**PROBLEM TO SOLVE:** Without the pictures, set down every line of the data exactly.

======== DATASET EXTRACT

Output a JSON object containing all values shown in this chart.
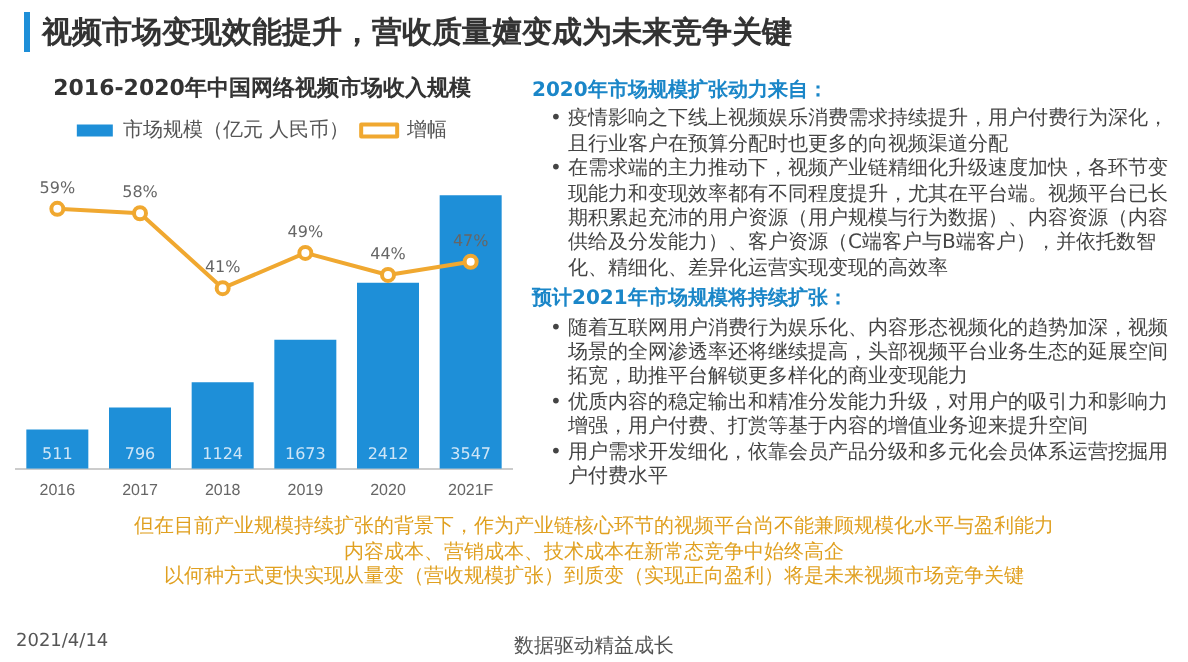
{
  "chart_data": {
    "type": "bar",
    "title": "2016-2020年中国网络视频市场收入规模",
    "categories": [
      "2016",
      "2017",
      "2018",
      "2019",
      "2020",
      "2021F"
    ],
    "series": [
      {
        "name": "市场规模（亿元 人民币）",
        "color": "#1e8fd8",
        "values": [
          511,
          796,
          1124,
          1673,
          2412,
          3547
        ],
        "value_labels": [
          "511",
          "796",
          "1124",
          "1673",
          "2412",
          "3547"
        ]
      },
      {
        "name": "增幅",
        "type": "line",
        "axis": "y2",
        "color": "#f0a830",
        "marker": "circle",
        "values": [
          59,
          58,
          41,
          49,
          44,
          47
        ],
        "value_labels": [
          "59%",
          "58%",
          "41%",
          "49%",
          "44%",
          "47%"
        ]
      }
    ],
    "legend": "top",
    "grid": false,
    "tick_labels": "x",
    "annotations": [
      "视频市场变现效能提升，营收质量嬗变成为未来竞争关键",
      "2020年市场规模扩张动力来自：",
      "• 疫情影响之下线上视频娱乐消费需求持续提升，用户付费行为深化，且行业客户在预算分配时也更多的向视频渠道分配",
      "• 在需求端的主力推动下，视频产业链精细化升级速度加快，各环节变现能力和变现效率都有不同程度提升，尤其在平台端。视频平台已长期积累起充沛的用户资源（用户规模与行为数据）、内容资源（内容供给及分发能力）、客户资源（C端客户与B端客户），并依托数智化、精细化、差异化运营实现变现的高效率",
      "预计2021年市场规模将持续扩张：",
      "• 随着互联网用户消费行为娱乐化、内容形态视频化的趋势加深，视频场景的全网渗透率还将继续提高，头部视频平台业务生态的延展空间拓宽，助推平台解锁更多样化的商业变现能力",
      "• 优质内容的稳定输出和精准分发能力升级，对用户的吸引力和影响力增强，用户付费、打赏等基于内容的增值业务迎来提升空间",
      "• 用户需求开发细化，依靠会员产品分级和多元化会员体系运营挖掘用户付费水平",
      "但在目前产业规模持续扩张的背景下，作为产业链核心环节的视频平台尚不能兼顾规模化水平与盈利能力",
      "内容成本、营销成本、技术成本在新常态竞争中始终高企",
      "以何种方式更快实现从量变（营收规模扩张）到质变（实现正向盈利）将是未来视频市场竞争关键",
      "2021/4/14",
      "数据驱动精益成长"
    ]
  }
}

================

**FULL ANSWER:**
Output a JSON object containing all values shown in this chart.
{
  "chart_data": {
    "type": "bar",
    "title": "2016-2020年中国网络视频市场收入规模",
    "categories": [
      "2016",
      "2017",
      "2018",
      "2019",
      "2020",
      "2021F"
    ],
    "series": [
      {
        "name": "市场规模（亿元 人民币）",
        "color": "#1e8fd8",
        "values": [
          511,
          796,
          1124,
          1673,
          2412,
          3547
        ],
        "value_labels": [
          "511",
          "796",
          "1124",
          "1673",
          "2412",
          "3547"
        ]
      },
      {
        "name": "增幅",
        "type": "line",
        "axis": "y2",
        "color": "#f0a830",
        "marker": "circle",
        "values": [
          59,
          58,
          41,
          49,
          44,
          47
        ],
        "value_labels": [
          "59%",
          "58%",
          "41%",
          "49%",
          "44%",
          "47%"
        ]
      }
    ],
    "legend": "top",
    "grid": false,
    "tick_labels": "x",
    "annotations": [
      "视频市场变现效能提升，营收质量嬗变成为未来竞争关键",
      "2020年市场规模扩张动力来自：",
      "• 疫情影响之下线上视频娱乐消费需求持续提升，用户付费行为深化，且行业客户在预算分配时也更多的向视频渠道分配",
      "• 在需求端的主力推动下，视频产业链精细化升级速度加快，各环节变现能力和变现效率都有不同程度提升，尤其在平台端。视频平台已长期积累起充沛的用户资源（用户规模与行为数据）、内容资源（内容供给及分发能力）、客户资源（C端客户与B端客户），并依托数智化、精细化、差异化运营实现变现的高效率",
      "预计2021年市场规模将持续扩张：",
      "• 随着互联网用户消费行为娱乐化、内容形态视频化的趋势加深，视频场景的全网渗透率还将继续提高，头部视频平台业务生态的延展空间拓宽，助推平台解锁更多样化的商业变现能力",
      "• 优质内容的稳定输出和精准分发能力升级，对用户的吸引力和影响力增强，用户付费、打赏等基于内容的增值业务迎来提升空间",
      "• 用户需求开发细化，依靠会员产品分级和多元化会员体系运营挖掘用户付费水平",
      "但在目前产业规模持续扩张的背景下，作为产业链核心环节的视频平台尚不能兼顾规模化水平与盈利能力",
      "内容成本、营销成本、技术成本在新常态竞争中始终高企",
      "以何种方式更快实现从量变（营收规模扩张）到质变（实现正向盈利）将是未来视频市场竞争关键",
      "2021/4/14",
      "数据驱动精益成长"
    ]
  }
}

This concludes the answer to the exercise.